• _Exercise requirements_
Return the material below in full and exactly.

Figure data in JSON:
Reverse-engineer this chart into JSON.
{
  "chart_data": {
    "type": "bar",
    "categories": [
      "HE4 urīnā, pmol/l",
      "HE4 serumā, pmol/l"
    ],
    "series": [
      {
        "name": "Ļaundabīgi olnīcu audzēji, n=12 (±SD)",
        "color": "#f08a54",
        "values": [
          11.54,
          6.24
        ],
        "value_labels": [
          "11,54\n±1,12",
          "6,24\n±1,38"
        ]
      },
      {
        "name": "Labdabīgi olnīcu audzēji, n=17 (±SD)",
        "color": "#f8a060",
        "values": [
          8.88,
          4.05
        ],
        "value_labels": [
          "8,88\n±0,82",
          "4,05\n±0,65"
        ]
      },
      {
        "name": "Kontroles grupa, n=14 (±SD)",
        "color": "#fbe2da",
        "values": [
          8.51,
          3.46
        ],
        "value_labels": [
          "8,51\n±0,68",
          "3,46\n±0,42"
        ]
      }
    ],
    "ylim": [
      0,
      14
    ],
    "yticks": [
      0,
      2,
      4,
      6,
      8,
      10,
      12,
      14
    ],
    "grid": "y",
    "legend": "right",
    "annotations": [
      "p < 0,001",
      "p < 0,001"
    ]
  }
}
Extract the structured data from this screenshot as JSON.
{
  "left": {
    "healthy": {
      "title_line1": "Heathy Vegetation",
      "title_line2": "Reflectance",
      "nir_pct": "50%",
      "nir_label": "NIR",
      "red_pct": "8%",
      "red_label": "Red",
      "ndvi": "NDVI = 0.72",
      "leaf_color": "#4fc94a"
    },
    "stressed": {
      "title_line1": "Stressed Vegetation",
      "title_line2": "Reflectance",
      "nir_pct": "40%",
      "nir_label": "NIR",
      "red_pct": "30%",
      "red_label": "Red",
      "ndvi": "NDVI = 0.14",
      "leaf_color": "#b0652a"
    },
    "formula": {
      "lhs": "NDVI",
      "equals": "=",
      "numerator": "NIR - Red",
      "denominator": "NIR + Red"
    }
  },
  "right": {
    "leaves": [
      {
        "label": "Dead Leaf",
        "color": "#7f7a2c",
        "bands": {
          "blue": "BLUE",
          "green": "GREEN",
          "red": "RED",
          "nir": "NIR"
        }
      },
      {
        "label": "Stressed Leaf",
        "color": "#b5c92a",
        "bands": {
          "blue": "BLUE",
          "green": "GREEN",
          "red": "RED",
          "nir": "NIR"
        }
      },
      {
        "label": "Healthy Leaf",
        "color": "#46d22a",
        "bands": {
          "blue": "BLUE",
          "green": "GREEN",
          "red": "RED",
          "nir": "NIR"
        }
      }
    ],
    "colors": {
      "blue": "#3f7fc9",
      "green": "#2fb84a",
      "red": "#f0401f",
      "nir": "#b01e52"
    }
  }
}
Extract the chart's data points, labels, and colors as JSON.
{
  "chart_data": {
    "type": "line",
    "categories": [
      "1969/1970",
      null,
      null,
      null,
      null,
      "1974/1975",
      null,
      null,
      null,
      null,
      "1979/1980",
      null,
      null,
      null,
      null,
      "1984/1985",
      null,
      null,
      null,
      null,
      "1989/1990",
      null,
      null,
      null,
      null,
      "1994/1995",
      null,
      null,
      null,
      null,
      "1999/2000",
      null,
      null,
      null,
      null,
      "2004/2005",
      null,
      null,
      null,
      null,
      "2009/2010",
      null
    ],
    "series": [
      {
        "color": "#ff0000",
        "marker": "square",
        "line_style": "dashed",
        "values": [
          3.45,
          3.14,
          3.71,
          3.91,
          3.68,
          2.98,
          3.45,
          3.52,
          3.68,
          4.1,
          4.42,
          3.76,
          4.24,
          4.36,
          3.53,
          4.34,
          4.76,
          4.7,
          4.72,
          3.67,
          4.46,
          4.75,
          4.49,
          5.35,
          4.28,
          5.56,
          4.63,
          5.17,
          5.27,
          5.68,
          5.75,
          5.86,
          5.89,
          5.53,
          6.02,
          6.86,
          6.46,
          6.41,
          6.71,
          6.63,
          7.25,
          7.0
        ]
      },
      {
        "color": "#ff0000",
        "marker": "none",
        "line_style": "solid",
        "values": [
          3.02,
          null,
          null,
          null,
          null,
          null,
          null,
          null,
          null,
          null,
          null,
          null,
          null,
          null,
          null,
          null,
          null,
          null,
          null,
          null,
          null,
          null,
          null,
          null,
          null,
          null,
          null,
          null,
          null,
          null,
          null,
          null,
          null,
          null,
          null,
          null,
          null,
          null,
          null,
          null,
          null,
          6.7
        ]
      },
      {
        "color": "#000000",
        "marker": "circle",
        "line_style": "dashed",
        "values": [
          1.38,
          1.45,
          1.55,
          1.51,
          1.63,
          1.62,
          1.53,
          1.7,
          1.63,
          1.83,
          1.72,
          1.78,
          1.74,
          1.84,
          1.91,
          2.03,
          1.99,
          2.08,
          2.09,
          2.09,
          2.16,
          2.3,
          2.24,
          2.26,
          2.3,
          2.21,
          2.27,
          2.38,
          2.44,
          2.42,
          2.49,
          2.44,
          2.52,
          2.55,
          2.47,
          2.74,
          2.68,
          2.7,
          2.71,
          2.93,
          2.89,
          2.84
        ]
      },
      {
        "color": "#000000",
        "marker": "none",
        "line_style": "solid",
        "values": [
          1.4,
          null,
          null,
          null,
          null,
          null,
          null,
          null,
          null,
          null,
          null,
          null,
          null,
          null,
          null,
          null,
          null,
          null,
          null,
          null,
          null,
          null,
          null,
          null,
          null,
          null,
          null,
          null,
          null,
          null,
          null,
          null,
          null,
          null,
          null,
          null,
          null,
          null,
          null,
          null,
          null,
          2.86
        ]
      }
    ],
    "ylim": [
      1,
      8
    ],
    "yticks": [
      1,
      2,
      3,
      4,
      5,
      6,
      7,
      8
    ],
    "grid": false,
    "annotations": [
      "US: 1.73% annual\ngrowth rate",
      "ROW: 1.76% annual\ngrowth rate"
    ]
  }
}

• _Exercise result_
Reverse-engineer this chart into JSON.
{
  "chart_data": {
    "type": "bar",
    "categories": [
      "HE4 urīnā, pmol/l",
      "HE4 serumā, pmol/l"
    ],
    "series": [
      {
        "name": "Ļaundabīgi olnīcu audzēji, n=12 (±SD)",
        "color": "#f08a54",
        "values": [
          11.54,
          6.24
        ],
        "value_labels": [
          "11,54\n±1,12",
          "6,24\n±1,38"
        ]
      },
      {
        "name": "Labdabīgi olnīcu audzēji, n=17 (±SD)",
        "color": "#f8a060",
        "values": [
          8.88,
          4.05
        ],
        "value_labels": [
          "8,88\n±0,82",
          "4,05\n±0,65"
        ]
      },
      {
        "name": "Kontroles grupa, n=14 (±SD)",
        "color": "#fbe2da",
        "values": [
          8.51,
          3.46
        ],
        "value_labels": [
          "8,51\n±0,68",
          "3,46\n±0,42"
        ]
      }
    ],
    "ylim": [
      0,
      14
    ],
    "yticks": [
      0,
      2,
      4,
      6,
      8,
      10,
      12,
      14
    ],
    "grid": "y",
    "legend": "right",
    "annotations": [
      "p < 0,001",
      "p < 0,001"
    ]
  }
}
Extract the structured data from this screenshot as JSON.
{
  "left": {
    "healthy": {
      "title_line1": "Heathy Vegetation",
      "title_line2": "Reflectance",
      "nir_pct": "50%",
      "nir_label": "NIR",
      "red_pct": "8%",
      "red_label": "Red",
      "ndvi": "NDVI = 0.72",
      "leaf_color": "#4fc94a"
    },
    "stressed": {
      "title_line1": "Stressed Vegetation",
      "title_line2": "Reflectance",
      "nir_pct": "40%",
      "nir_label": "NIR",
      "red_pct": "30%",
      "red_label": "Red",
      "ndvi": "NDVI = 0.14",
      "leaf_color": "#b0652a"
    },
    "formula": {
      "lhs": "NDVI",
      "equals": "=",
      "numerator": "NIR - Red",
      "denominator": "NIR + Red"
    }
  },
  "right": {
    "leaves": [
      {
        "label": "Dead Leaf",
        "color": "#7f7a2c",
        "bands": {
          "blue": "BLUE",
          "green": "GREEN",
          "red": "RED",
          "nir": "NIR"
        }
      },
      {
        "label": "Stressed Leaf",
        "color": "#b5c92a",
        "bands": {
          "blue": "BLUE",
          "green": "GREEN",
          "red": "RED",
          "nir": "NIR"
        }
      },
      {
        "label": "Healthy Leaf",
        "color": "#46d22a",
        "bands": {
          "blue": "BLUE",
          "green": "GREEN",
          "red": "RED",
          "nir": "NIR"
        }
      }
    ],
    "colors": {
      "blue": "#3f7fc9",
      "green": "#2fb84a",
      "red": "#f0401f",
      "nir": "#b01e52"
    }
  }
}
Extract the chart's data points, labels, and colors as JSON.
{
  "chart_data": {
    "type": "line",
    "categories": [
      "1969/1970",
      null,
      null,
      null,
      null,
      "1974/1975",
      null,
      null,
      null,
      null,
      "1979/1980",
      null,
      null,
      null,
      null,
      "1984/1985",
      null,
      null,
      null,
      null,
      "1989/1990",
      null,
      null,
      null,
      null,
      "1994/1995",
      null,
      null,
      null,
      null,
      "1999/2000",
      null,
      null,
      null,
      null,
      "2004/2005",
      null,
      null,
      null,
      null,
      "2009/2010",
      null
    ],
    "series": [
      {
        "color": "#ff0000",
        "marker": "square",
        "line_style": "dashed",
        "values": [
          3.45,
          3.14,
          3.71,
          3.91,
          3.68,
          2.98,
          3.45,
          3.52,
          3.68,
          4.1,
          4.42,
          3.76,
          4.24,
          4.36,
          3.53,
          4.34,
          4.76,
          4.7,
          4.72,
          3.67,
          4.46,
          4.75,
          4.49,
          5.35,
          4.28,
          5.56,
          4.63,
          5.17,
          5.27,
          5.68,
          5.75,
          5.86,
          5.89,
          5.53,
          6.02,
          6.86,
          6.46,
          6.41,
          6.71,
          6.63,
          7.25,
          7.0
        ]
      },
      {
        "color": "#ff0000",
        "marker": "none",
        "line_style": "solid",
        "values": [
          3.02,
          null,
          null,
          null,
          null,
          null,
          null,
          null,
          null,
          null,
          null,
          null,
          null,
          null,
          null,
          null,
          null,
          null,
          null,
          null,
          null,
          null,
          null,
          null,
          null,
          null,
          null,
          null,
          null,
          null,
          null,
          null,
          null,
          null,
          null,
          null,
          null,
          null,
          null,
          null,
          null,
          6.7
        ]
      },
      {
        "color": "#000000",
        "marker": "circle",
        "line_style": "dashed",
        "values": [
          1.38,
          1.45,
          1.55,
          1.51,
          1.63,
          1.62,
          1.53,
          1.7,
          1.63,
          1.83,
          1.72,
          1.78,
          1.74,
          1.84,
          1.91,
          2.03,
          1.99,
          2.08,
          2.09,
          2.09,
          2.16,
          2.3,
          2.24,
          2.26,
          2.3,
          2.21,
          2.27,
          2.38,
          2.44,
          2.42,
          2.49,
          2.44,
          2.52,
          2.55,
          2.47,
          2.74,
          2.68,
          2.7,
          2.71,
          2.93,
          2.89,
          2.84
        ]
      },
      {
        "color": "#000000",
        "marker": "none",
        "line_style": "solid",
        "values": [
          1.4,
          null,
          null,
          null,
          null,
          null,
          null,
          null,
          null,
          null,
          null,
          null,
          null,
          null,
          null,
          null,
          null,
          null,
          null,
          null,
          null,
          null,
          null,
          null,
          null,
          null,
          null,
          null,
          null,
          null,
          null,
          null,
          null,
          null,
          null,
          null,
          null,
          null,
          null,
          null,
          null,
          2.86
        ]
      }
    ],
    "ylim": [
      1,
      8
    ],
    "yticks": [
      1,
      2,
      3,
      4,
      5,
      6,
      7,
      8
    ],
    "grid": false,
    "annotations": [
      "US: 1.73% annual\ngrowth rate",
      "ROW: 1.76% annual\ngrowth rate"
    ]
  }
}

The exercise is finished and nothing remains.